• EXCERPTED RECORDS
- - -
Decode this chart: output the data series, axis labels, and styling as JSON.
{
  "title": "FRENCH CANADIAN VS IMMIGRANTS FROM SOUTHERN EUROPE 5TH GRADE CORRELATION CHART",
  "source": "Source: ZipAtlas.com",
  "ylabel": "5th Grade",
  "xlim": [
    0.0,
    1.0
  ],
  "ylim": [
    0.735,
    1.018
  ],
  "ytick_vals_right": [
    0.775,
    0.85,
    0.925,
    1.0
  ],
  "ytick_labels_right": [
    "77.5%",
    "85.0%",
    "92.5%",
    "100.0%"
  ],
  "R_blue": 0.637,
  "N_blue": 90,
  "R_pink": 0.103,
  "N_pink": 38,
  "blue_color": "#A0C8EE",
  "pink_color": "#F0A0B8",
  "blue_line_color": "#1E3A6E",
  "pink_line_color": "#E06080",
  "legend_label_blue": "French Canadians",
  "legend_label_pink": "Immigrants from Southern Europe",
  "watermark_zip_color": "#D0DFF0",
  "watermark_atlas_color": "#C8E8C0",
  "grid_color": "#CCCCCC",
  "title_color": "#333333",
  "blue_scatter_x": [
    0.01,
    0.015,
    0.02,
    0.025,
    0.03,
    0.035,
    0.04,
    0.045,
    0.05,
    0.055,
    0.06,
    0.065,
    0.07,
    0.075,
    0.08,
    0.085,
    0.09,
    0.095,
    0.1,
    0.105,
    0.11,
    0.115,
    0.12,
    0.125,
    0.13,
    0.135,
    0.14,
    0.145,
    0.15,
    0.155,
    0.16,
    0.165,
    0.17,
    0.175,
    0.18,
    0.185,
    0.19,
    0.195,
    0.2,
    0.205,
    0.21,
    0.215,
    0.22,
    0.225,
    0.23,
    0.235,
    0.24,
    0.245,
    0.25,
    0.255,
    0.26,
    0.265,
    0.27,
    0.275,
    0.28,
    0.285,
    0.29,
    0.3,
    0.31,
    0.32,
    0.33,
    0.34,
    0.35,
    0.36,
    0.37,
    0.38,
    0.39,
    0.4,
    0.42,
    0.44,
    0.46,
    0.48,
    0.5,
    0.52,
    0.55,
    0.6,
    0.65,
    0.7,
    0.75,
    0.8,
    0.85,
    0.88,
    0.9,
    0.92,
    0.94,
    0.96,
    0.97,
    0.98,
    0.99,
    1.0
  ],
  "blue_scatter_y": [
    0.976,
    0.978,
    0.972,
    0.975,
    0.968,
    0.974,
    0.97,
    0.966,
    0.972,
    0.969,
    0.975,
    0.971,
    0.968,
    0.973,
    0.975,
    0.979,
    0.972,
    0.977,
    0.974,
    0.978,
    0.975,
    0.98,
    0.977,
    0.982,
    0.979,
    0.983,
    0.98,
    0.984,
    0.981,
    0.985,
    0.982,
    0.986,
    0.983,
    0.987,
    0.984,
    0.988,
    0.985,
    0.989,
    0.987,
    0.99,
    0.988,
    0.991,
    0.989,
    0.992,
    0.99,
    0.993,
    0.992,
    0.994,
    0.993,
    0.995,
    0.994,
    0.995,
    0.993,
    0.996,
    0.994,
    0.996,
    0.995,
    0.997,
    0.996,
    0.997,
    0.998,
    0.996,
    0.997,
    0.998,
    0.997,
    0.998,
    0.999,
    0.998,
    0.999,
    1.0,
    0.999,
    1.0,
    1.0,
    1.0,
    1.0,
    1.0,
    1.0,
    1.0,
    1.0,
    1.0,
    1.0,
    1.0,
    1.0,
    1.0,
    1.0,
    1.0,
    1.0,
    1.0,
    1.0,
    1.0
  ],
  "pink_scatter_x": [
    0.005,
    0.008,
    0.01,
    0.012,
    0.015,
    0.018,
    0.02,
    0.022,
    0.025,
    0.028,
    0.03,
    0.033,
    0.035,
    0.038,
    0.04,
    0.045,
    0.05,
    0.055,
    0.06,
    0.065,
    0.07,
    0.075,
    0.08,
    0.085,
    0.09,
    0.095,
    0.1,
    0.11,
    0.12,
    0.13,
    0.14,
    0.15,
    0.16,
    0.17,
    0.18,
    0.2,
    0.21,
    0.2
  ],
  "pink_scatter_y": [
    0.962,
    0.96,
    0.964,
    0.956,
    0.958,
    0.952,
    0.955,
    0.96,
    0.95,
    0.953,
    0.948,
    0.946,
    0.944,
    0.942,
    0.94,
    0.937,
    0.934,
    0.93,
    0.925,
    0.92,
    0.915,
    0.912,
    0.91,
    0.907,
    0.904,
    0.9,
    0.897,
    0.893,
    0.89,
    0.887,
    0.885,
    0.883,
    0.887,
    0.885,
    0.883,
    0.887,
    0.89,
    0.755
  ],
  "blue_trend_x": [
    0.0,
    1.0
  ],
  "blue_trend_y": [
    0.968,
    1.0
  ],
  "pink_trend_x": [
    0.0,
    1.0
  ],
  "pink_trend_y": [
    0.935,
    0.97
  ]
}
- - -
• PROBLEM TO SOLVE
Extract all the material, leaving every line as it is.

• FULL ANSWER
Decode this chart: output the data series, axis labels, and styling as JSON.
{
  "title": "FRENCH CANADIAN VS IMMIGRANTS FROM SOUTHERN EUROPE 5TH GRADE CORRELATION CHART",
  "source": "Source: ZipAtlas.com",
  "ylabel": "5th Grade",
  "xlim": [
    0.0,
    1.0
  ],
  "ylim": [
    0.735,
    1.018
  ],
  "ytick_vals_right": [
    0.775,
    0.85,
    0.925,
    1.0
  ],
  "ytick_labels_right": [
    "77.5%",
    "85.0%",
    "92.5%",
    "100.0%"
  ],
  "R_blue": 0.637,
  "N_blue": 90,
  "R_pink": 0.103,
  "N_pink": 38,
  "blue_color": "#A0C8EE",
  "pink_color": "#F0A0B8",
  "blue_line_color": "#1E3A6E",
  "pink_line_color": "#E06080",
  "legend_label_blue": "French Canadians",
  "legend_label_pink": "Immigrants from Southern Europe",
  "watermark_zip_color": "#D0DFF0",
  "watermark_atlas_color": "#C8E8C0",
  "grid_color": "#CCCCCC",
  "title_color": "#333333",
  "blue_scatter_x": [
    0.01,
    0.015,
    0.02,
    0.025,
    0.03,
    0.035,
    0.04,
    0.045,
    0.05,
    0.055,
    0.06,
    0.065,
    0.07,
    0.075,
    0.08,
    0.085,
    0.09,
    0.095,
    0.1,
    0.105,
    0.11,
    0.115,
    0.12,
    0.125,
    0.13,
    0.135,
    0.14,
    0.145,
    0.15,
    0.155,
    0.16,
    0.165,
    0.17,
    0.175,
    0.18,
    0.185,
    0.19,
    0.195,
    0.2,
    0.205,
    0.21,
    0.215,
    0.22,
    0.225,
    0.23,
    0.235,
    0.24,
    0.245,
    0.25,
    0.255,
    0.26,
    0.265,
    0.27,
    0.275,
    0.28,
    0.285,
    0.29,
    0.3,
    0.31,
    0.32,
    0.33,
    0.34,
    0.35,
    0.36,
    0.37,
    0.38,
    0.39,
    0.4,
    0.42,
    0.44,
    0.46,
    0.48,
    0.5,
    0.52,
    0.55,
    0.6,
    0.65,
    0.7,
    0.75,
    0.8,
    0.85,
    0.88,
    0.9,
    0.92,
    0.94,
    0.96,
    0.97,
    0.98,
    0.99,
    1.0
  ],
  "blue_scatter_y": [
    0.976,
    0.978,
    0.972,
    0.975,
    0.968,
    0.974,
    0.97,
    0.966,
    0.972,
    0.969,
    0.975,
    0.971,
    0.968,
    0.973,
    0.975,
    0.979,
    0.972,
    0.977,
    0.974,
    0.978,
    0.975,
    0.98,
    0.977,
    0.982,
    0.979,
    0.983,
    0.98,
    0.984,
    0.981,
    0.985,
    0.982,
    0.986,
    0.983,
    0.987,
    0.984,
    0.988,
    0.985,
    0.989,
    0.987,
    0.99,
    0.988,
    0.991,
    0.989,
    0.992,
    0.99,
    0.993,
    0.992,
    0.994,
    0.993,
    0.995,
    0.994,
    0.995,
    0.993,
    0.996,
    0.994,
    0.996,
    0.995,
    0.997,
    0.996,
    0.997,
    0.998,
    0.996,
    0.997,
    0.998,
    0.997,
    0.998,
    0.999,
    0.998,
    0.999,
    1.0,
    0.999,
    1.0,
    1.0,
    1.0,
    1.0,
    1.0,
    1.0,
    1.0,
    1.0,
    1.0,
    1.0,
    1.0,
    1.0,
    1.0,
    1.0,
    1.0,
    1.0,
    1.0,
    1.0,
    1.0
  ],
  "pink_scatter_x": [
    0.005,
    0.008,
    0.01,
    0.012,
    0.015,
    0.018,
    0.02,
    0.022,
    0.025,
    0.028,
    0.03,
    0.033,
    0.035,
    0.038,
    0.04,
    0.045,
    0.05,
    0.055,
    0.06,
    0.065,
    0.07,
    0.075,
    0.08,
    0.085,
    0.09,
    0.095,
    0.1,
    0.11,
    0.12,
    0.13,
    0.14,
    0.15,
    0.16,
    0.17,
    0.18,
    0.2,
    0.21,
    0.2
  ],
  "pink_scatter_y": [
    0.962,
    0.96,
    0.964,
    0.956,
    0.958,
    0.952,
    0.955,
    0.96,
    0.95,
    0.953,
    0.948,
    0.946,
    0.944,
    0.942,
    0.94,
    0.937,
    0.934,
    0.93,
    0.925,
    0.92,
    0.915,
    0.912,
    0.91,
    0.907,
    0.904,
    0.9,
    0.897,
    0.893,
    0.89,
    0.887,
    0.885,
    0.883,
    0.887,
    0.885,
    0.883,
    0.887,
    0.89,
    0.755
  ],
  "blue_trend_x": [
    0.0,
    1.0
  ],
  "blue_trend_y": [
    0.968,
    1.0
  ],
  "pink_trend_x": [
    0.0,
    1.0
  ],
  "pink_trend_y": [
    0.935,
    0.97
  ]
}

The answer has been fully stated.